• [WORK TO DO]:
Search the listing for the string "points" and copy every line that contains it.

• [RECORD SET]:
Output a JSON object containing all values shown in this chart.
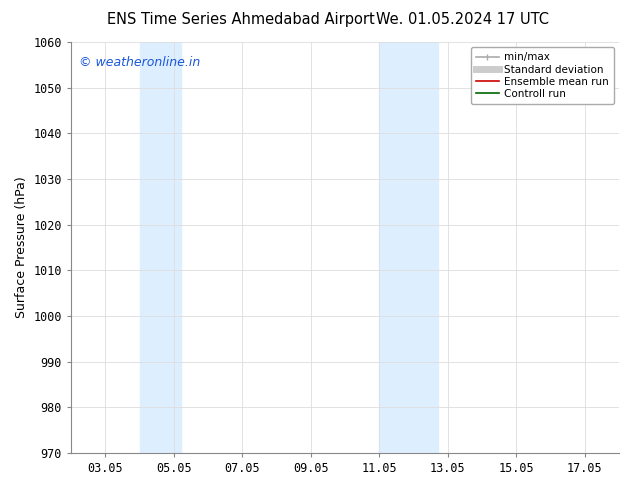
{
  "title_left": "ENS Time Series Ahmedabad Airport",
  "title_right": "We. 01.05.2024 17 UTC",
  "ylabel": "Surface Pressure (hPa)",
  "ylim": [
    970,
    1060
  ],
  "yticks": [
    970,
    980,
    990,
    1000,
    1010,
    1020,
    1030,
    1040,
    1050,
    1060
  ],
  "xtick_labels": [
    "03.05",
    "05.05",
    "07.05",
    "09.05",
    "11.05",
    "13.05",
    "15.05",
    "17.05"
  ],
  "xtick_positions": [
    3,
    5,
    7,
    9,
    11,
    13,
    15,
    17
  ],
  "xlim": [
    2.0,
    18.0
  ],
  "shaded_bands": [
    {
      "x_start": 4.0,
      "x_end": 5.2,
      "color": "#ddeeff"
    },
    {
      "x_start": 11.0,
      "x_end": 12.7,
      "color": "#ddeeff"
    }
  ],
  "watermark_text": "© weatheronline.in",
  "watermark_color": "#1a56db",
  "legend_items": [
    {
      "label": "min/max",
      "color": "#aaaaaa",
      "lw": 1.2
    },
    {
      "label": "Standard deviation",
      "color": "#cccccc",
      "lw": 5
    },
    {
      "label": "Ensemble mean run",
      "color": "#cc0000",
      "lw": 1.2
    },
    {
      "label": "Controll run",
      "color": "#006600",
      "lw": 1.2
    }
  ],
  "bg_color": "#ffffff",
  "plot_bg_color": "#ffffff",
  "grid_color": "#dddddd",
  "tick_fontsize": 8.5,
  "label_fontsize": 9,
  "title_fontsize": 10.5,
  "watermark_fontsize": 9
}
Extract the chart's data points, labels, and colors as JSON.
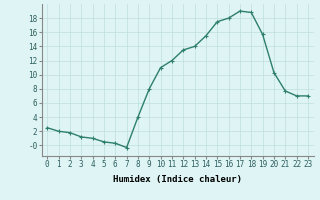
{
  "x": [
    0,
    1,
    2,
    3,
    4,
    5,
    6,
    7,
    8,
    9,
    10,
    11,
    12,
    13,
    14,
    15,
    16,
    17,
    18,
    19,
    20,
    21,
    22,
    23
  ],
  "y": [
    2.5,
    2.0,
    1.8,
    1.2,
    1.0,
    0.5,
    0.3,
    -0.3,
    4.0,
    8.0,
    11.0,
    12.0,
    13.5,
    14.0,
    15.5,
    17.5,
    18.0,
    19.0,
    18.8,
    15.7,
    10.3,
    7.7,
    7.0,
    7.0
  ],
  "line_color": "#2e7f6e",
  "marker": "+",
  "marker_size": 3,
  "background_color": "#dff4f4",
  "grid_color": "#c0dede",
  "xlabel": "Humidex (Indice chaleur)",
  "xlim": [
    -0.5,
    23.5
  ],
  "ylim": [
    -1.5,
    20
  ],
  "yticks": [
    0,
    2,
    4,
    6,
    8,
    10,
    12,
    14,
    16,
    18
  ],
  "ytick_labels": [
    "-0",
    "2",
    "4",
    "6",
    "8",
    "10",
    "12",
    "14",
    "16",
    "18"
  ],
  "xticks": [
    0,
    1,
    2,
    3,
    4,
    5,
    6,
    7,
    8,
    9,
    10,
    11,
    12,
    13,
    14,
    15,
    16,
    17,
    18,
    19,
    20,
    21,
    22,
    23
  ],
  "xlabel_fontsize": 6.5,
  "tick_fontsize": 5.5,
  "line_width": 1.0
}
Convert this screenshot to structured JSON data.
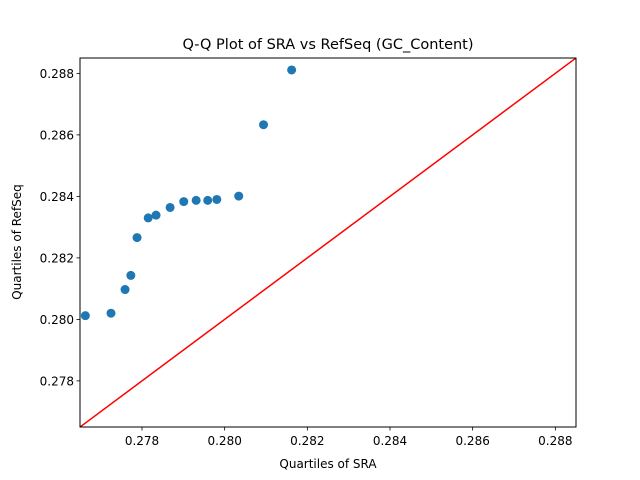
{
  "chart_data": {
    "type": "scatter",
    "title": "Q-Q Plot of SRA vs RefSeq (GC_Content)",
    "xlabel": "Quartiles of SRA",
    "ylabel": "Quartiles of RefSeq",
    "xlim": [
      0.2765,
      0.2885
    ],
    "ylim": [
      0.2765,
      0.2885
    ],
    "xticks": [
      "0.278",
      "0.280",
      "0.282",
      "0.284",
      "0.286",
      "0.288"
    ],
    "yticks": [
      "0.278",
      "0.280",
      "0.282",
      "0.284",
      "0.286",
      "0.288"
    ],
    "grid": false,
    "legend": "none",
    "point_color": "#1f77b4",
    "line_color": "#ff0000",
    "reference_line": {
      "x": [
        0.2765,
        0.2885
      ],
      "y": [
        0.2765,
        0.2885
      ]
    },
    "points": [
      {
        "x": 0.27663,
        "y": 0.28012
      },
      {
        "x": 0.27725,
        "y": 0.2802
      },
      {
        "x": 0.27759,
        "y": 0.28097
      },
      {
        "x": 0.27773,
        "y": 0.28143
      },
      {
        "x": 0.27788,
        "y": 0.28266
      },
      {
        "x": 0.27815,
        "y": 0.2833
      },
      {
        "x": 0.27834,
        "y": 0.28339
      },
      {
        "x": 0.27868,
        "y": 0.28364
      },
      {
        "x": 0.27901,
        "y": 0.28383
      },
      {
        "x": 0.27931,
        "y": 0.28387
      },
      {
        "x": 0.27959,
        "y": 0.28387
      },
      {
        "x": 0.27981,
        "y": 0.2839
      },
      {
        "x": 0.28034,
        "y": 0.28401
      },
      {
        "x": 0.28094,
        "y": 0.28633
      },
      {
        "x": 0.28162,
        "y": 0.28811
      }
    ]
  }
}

• [COMPLETED TASK]:
Extract the chart's data points, labels, and colors as JSON.
    "points": [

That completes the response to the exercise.